AIM – Copy out each line of the data that holds the word "this".

DATASET –
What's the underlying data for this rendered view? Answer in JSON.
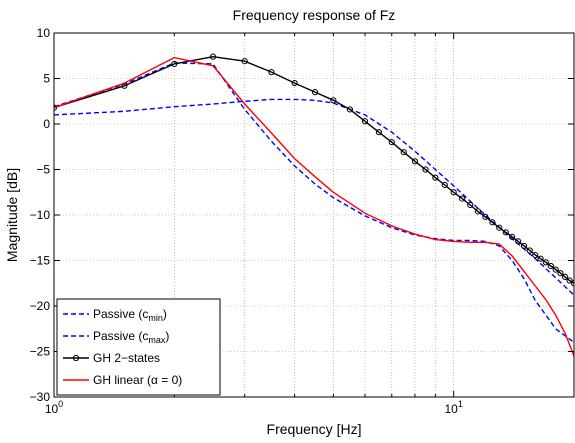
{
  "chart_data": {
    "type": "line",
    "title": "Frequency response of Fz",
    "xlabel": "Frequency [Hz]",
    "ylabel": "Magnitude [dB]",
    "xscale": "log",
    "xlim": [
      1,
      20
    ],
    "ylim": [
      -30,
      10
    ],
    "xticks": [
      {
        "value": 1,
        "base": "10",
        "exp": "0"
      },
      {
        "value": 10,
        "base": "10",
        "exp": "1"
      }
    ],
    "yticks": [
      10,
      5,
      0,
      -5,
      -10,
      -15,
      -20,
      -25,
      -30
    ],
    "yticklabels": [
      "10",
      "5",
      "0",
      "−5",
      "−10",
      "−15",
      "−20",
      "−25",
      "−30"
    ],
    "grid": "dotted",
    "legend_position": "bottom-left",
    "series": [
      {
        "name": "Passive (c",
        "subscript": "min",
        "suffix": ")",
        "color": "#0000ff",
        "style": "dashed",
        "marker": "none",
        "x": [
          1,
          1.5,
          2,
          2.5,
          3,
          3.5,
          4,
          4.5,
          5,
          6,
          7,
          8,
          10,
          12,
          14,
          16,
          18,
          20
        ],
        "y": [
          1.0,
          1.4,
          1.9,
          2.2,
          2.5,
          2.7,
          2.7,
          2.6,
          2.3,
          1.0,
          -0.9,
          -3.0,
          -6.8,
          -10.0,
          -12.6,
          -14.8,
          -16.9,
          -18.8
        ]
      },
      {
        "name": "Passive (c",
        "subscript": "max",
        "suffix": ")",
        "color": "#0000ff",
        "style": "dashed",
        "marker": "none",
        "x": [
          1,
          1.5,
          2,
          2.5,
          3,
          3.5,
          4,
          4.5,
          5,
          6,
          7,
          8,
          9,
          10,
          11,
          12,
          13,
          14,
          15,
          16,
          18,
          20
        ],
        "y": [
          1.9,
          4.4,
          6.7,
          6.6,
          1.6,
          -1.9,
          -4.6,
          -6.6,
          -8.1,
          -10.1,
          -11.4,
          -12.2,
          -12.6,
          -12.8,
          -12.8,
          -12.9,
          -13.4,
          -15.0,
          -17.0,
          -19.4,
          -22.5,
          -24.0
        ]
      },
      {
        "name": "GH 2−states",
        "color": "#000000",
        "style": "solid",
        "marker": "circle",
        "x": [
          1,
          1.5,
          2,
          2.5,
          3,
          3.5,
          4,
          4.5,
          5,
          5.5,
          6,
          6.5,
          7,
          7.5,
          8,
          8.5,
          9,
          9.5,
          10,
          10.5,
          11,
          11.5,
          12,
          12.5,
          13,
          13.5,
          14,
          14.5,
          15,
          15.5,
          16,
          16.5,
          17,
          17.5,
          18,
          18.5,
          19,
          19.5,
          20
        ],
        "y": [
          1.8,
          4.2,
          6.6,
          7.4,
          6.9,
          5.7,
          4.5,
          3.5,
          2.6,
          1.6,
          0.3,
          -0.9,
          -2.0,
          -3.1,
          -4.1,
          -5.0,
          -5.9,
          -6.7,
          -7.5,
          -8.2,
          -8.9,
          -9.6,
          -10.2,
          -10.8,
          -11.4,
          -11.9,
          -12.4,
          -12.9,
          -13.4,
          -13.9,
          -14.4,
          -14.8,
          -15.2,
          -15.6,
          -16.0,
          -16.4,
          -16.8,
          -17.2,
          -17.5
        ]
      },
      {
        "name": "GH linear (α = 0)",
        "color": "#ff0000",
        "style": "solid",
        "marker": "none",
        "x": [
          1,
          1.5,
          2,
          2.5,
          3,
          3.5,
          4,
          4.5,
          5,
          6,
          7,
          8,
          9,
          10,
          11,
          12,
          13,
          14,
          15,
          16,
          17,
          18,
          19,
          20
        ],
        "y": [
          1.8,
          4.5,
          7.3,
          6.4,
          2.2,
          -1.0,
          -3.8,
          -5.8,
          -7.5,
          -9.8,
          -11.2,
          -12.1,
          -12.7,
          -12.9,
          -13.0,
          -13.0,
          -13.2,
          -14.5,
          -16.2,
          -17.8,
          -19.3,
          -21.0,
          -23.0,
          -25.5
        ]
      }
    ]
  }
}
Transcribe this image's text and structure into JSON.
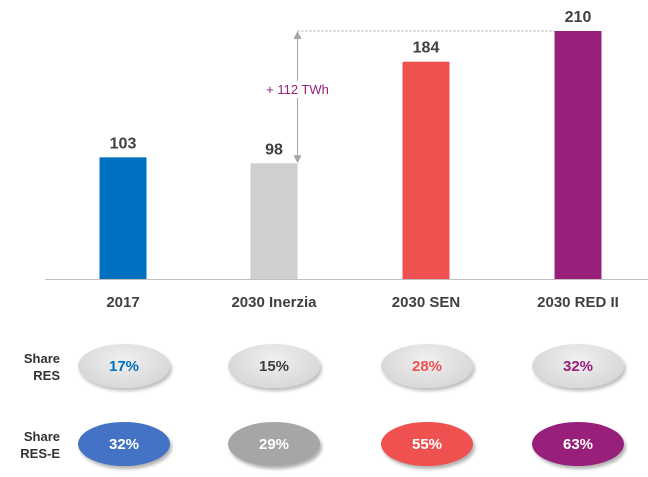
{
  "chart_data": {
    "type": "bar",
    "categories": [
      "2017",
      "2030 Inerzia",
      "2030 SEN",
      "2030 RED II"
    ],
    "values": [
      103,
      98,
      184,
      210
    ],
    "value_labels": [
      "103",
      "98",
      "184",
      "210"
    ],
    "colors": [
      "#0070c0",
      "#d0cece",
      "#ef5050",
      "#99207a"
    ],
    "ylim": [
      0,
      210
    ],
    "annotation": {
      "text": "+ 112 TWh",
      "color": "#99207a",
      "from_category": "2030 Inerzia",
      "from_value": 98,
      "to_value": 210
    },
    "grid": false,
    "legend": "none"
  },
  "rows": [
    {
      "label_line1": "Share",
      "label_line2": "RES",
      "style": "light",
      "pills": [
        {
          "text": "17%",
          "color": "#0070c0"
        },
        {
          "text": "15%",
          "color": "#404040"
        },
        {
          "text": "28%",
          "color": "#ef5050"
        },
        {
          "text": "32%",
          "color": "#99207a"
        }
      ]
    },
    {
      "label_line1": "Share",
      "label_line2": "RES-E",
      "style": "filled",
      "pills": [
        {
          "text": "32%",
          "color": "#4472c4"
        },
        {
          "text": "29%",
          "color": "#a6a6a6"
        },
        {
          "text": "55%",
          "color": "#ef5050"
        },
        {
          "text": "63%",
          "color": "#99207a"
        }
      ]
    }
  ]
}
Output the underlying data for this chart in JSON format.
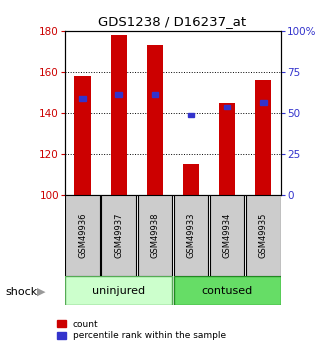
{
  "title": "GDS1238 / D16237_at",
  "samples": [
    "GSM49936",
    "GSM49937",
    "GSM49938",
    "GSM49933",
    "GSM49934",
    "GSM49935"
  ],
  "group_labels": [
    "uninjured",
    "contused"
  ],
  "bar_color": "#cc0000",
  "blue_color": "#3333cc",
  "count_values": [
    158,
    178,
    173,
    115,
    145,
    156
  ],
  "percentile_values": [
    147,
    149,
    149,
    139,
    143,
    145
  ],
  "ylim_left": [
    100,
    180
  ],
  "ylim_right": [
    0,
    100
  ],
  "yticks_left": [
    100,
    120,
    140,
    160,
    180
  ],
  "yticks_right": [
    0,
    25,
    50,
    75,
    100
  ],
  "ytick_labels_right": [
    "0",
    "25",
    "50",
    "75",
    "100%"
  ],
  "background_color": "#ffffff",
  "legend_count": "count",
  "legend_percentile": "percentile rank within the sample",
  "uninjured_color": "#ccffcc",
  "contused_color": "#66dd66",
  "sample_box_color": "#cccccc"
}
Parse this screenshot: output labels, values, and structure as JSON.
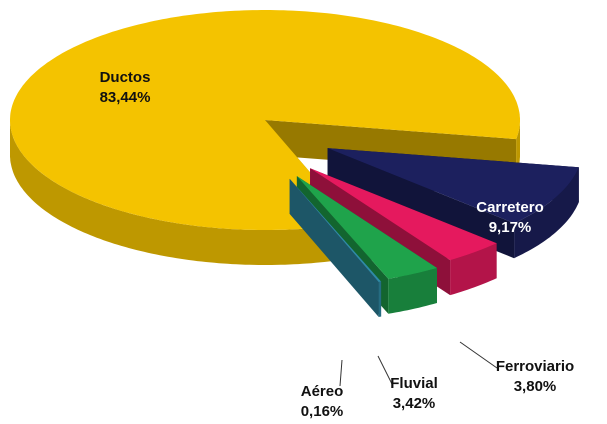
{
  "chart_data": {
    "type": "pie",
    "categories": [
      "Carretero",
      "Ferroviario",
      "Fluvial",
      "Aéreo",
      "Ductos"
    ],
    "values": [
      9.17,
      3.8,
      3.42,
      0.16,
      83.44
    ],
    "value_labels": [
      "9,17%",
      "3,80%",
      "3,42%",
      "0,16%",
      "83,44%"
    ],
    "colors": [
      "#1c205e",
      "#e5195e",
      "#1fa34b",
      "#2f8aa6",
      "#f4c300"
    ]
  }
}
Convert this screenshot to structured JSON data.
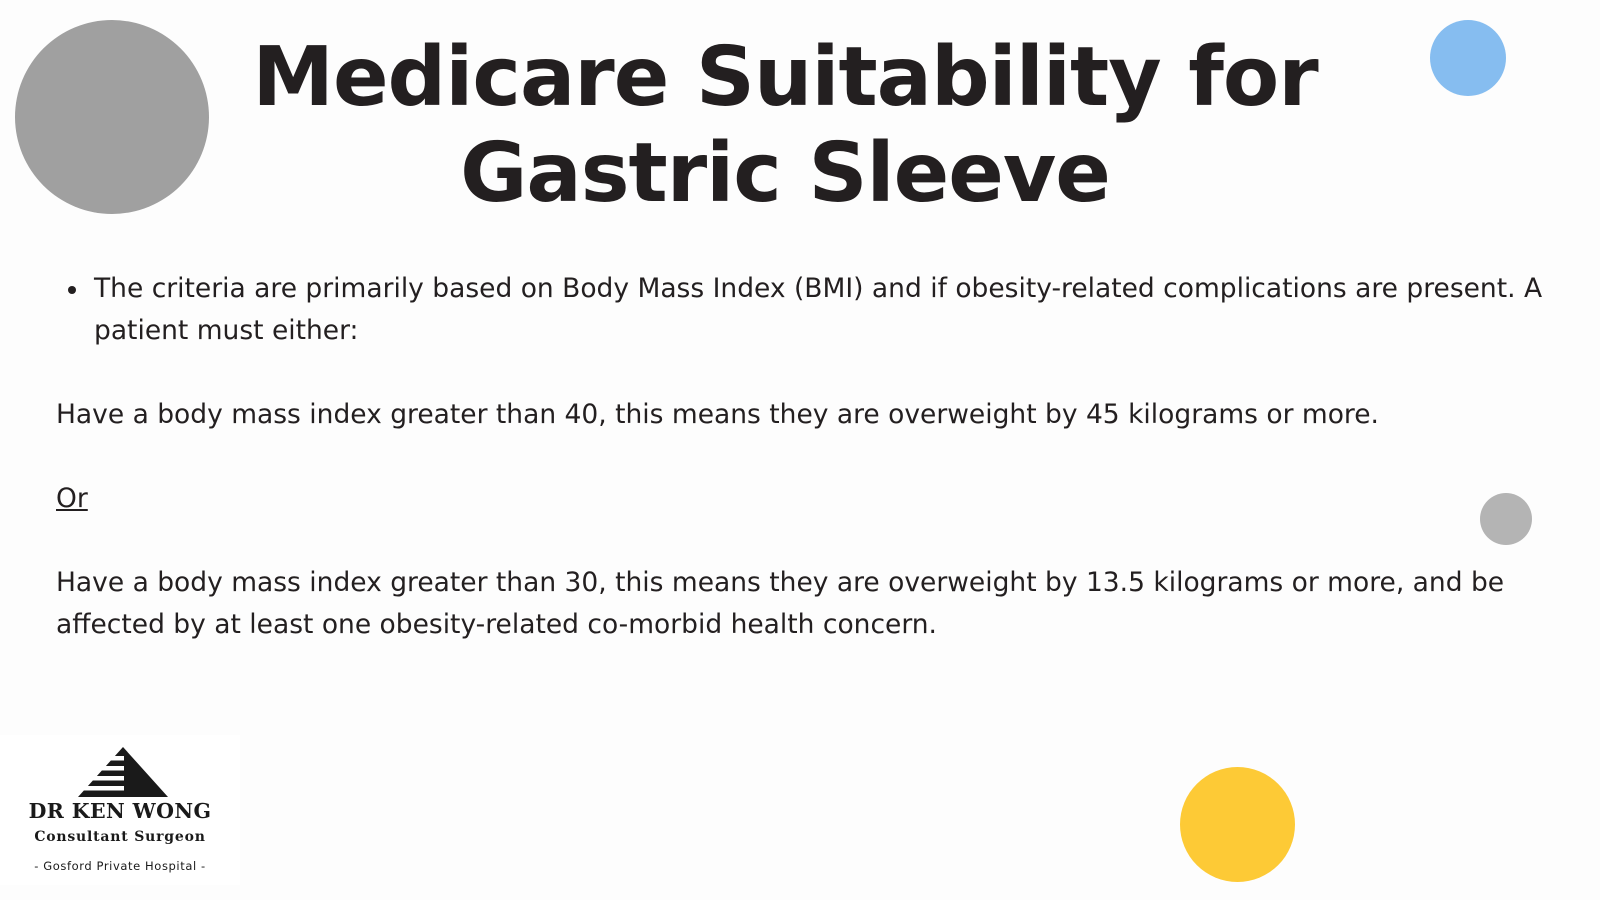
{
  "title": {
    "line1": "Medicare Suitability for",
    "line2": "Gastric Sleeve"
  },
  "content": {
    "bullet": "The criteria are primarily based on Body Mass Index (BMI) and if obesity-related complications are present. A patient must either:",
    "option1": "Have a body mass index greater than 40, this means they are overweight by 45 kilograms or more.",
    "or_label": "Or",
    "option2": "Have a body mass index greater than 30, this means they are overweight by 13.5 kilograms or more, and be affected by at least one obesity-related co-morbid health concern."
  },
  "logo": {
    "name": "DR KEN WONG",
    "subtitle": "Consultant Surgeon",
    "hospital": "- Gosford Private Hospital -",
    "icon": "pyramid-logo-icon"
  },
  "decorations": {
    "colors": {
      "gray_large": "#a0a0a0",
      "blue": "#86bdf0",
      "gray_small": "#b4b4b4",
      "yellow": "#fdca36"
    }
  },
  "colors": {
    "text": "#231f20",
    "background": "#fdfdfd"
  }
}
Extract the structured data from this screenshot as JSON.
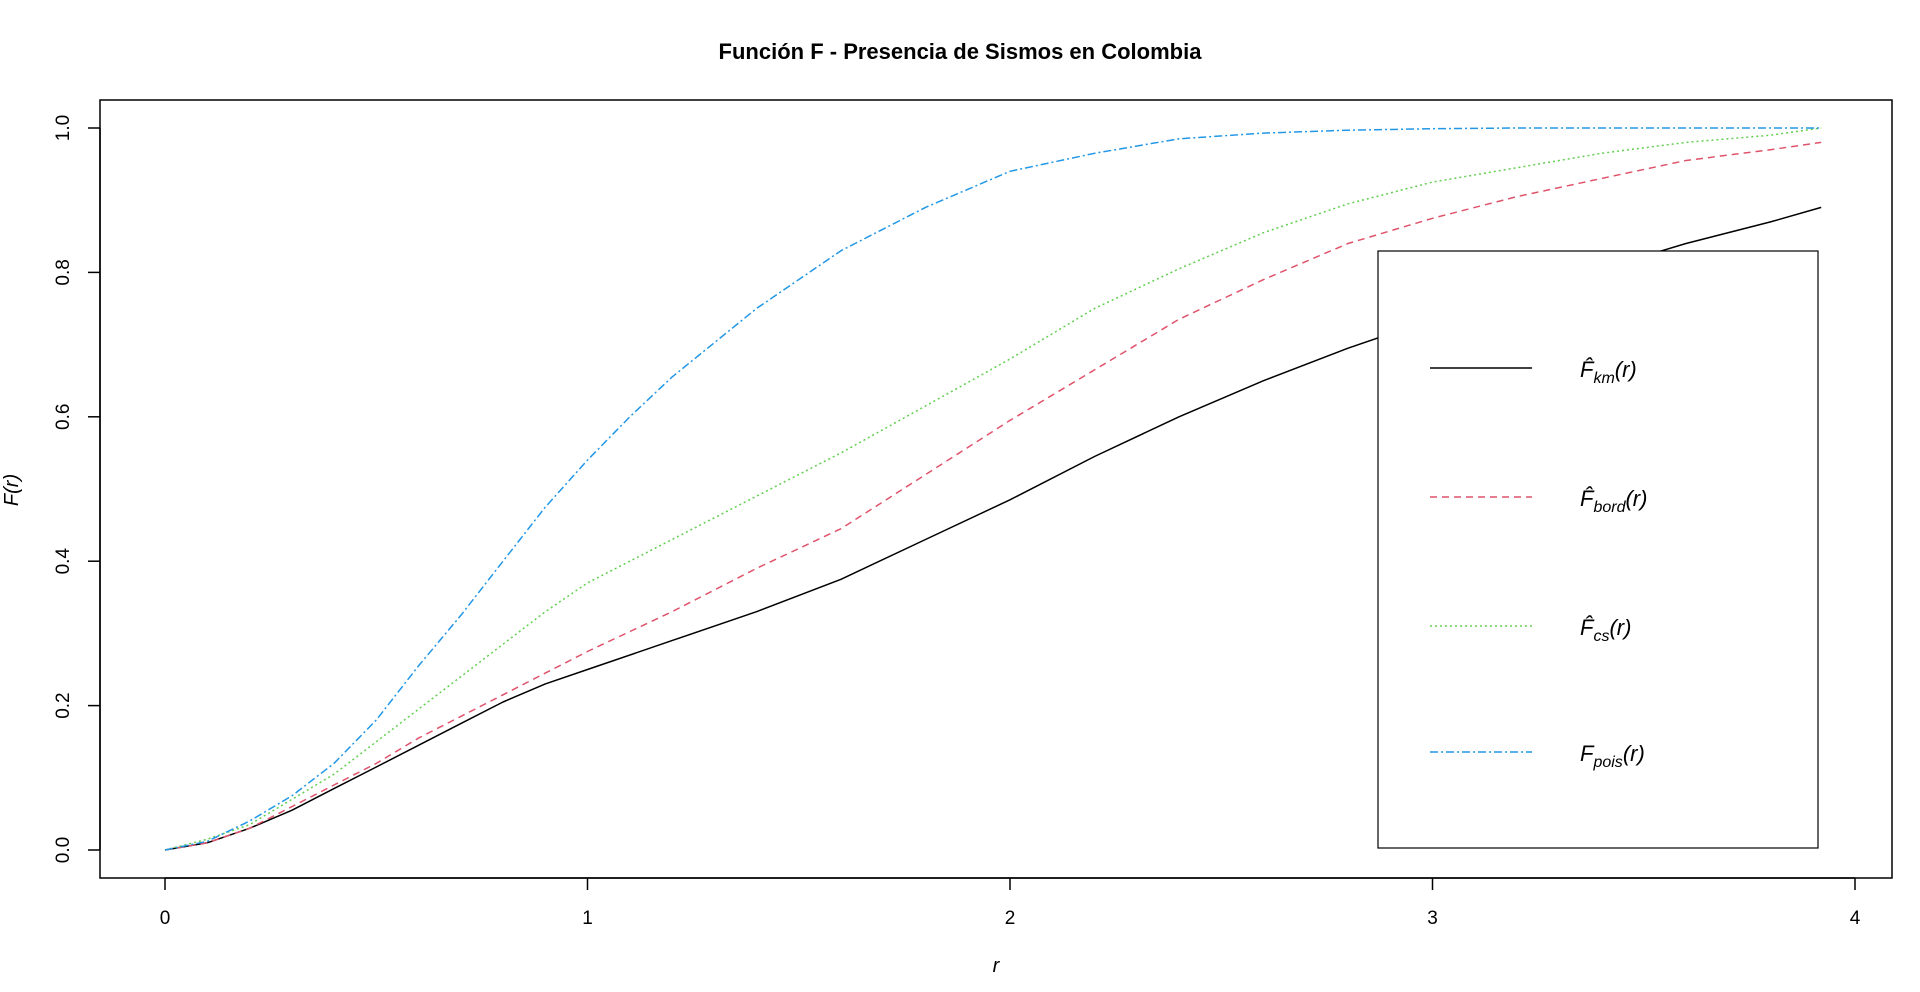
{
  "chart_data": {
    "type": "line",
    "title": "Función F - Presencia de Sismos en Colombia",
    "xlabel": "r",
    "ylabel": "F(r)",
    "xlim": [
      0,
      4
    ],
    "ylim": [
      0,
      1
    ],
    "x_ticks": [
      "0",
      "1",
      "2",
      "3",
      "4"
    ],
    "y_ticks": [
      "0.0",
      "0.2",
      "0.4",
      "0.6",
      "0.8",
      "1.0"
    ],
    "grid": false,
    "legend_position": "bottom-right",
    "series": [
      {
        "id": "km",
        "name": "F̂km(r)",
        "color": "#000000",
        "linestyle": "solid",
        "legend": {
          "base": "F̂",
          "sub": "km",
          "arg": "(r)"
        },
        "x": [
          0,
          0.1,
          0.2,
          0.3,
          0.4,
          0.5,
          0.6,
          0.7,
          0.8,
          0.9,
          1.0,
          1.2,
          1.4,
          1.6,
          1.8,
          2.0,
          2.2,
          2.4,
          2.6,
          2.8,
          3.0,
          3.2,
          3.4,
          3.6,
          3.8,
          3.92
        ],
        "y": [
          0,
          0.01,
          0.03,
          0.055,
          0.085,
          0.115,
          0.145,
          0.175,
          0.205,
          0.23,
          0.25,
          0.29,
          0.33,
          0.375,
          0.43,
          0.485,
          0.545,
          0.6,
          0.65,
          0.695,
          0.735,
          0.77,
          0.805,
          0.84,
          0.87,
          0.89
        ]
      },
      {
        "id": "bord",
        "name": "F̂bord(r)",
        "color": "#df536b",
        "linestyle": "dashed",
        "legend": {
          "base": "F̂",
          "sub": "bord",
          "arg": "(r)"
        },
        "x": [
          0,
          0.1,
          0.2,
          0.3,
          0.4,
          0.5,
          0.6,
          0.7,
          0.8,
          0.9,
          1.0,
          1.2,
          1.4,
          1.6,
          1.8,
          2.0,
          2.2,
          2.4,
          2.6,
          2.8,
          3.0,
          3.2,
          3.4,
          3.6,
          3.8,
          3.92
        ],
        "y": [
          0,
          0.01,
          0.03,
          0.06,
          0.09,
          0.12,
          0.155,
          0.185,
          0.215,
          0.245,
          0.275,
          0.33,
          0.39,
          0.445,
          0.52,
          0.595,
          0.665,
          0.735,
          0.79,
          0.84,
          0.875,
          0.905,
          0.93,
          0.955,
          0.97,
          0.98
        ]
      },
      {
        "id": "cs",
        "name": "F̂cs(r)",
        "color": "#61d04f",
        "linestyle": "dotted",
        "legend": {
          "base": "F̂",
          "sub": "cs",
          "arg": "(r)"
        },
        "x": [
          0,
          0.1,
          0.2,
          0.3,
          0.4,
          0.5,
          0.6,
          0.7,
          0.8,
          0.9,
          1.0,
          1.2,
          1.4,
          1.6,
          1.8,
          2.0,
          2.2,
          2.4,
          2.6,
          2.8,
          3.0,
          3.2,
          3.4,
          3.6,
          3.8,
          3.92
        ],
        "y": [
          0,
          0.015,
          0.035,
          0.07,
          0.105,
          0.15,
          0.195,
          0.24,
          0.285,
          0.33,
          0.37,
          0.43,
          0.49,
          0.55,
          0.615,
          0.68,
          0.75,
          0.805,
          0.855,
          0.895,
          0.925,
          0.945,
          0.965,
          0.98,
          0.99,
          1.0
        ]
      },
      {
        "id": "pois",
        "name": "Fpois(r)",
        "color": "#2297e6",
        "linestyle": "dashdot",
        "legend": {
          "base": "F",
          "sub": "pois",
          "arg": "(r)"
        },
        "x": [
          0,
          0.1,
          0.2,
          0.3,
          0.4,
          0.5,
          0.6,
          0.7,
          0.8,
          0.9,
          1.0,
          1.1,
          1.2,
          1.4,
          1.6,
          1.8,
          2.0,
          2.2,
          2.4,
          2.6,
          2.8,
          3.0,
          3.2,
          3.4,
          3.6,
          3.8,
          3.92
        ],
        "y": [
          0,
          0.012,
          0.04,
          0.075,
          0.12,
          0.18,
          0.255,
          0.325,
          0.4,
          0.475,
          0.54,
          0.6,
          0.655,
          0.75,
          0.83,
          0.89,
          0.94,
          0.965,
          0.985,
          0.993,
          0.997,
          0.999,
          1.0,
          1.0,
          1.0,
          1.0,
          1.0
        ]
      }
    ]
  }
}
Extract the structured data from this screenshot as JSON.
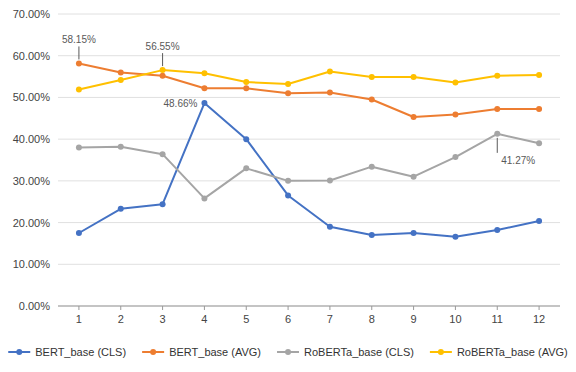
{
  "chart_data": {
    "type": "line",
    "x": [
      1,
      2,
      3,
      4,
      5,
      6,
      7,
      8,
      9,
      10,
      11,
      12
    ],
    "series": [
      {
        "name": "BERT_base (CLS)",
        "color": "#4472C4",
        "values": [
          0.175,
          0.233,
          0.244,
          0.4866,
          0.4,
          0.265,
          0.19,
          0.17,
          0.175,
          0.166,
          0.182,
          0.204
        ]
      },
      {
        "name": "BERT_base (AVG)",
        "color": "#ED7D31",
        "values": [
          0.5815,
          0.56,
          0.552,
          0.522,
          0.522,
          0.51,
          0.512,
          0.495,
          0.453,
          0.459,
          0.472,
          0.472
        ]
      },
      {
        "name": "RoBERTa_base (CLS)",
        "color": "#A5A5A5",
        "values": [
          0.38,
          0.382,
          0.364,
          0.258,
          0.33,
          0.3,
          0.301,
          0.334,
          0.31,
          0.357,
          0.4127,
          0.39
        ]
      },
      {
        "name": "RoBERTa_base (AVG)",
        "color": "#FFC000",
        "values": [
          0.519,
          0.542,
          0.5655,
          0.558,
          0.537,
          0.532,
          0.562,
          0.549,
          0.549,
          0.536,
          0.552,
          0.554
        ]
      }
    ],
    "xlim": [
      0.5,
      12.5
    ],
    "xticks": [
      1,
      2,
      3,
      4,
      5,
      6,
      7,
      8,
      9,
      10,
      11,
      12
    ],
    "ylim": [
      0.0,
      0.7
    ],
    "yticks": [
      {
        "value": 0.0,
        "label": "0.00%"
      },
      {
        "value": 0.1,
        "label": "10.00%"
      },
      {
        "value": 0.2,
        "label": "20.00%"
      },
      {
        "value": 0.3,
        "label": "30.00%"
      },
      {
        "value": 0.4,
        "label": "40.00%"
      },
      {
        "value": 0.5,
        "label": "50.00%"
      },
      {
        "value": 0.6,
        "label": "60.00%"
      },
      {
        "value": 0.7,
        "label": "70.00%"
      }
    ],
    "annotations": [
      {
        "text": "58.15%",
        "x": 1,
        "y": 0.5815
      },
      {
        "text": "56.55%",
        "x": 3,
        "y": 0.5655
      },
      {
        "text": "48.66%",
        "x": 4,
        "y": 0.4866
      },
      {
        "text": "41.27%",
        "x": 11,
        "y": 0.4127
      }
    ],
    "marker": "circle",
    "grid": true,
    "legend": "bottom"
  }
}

RESPONSE –
What's the underlying data for this rendered view? Answer in JSON.
Transcribe this image's text and structure into JSON.
Output the underlying data for this chart in JSON format.
Parse this screenshot: output labels, values, and structure as JSON.
Convert this screenshot to structured JSON data.
    "option1": "Have a body mass index greater than 40, this means they are overweight by 45 kilograms or more.",
    "option2": "Have a body mass index greater than 30, this means they are overweight by 13.5 kilograms or more, and be affected by at least one obesity-related co-morbid health concern."
Extract the structured data from this screenshot as JSON.
Extract the structured data from this screenshot as JSON.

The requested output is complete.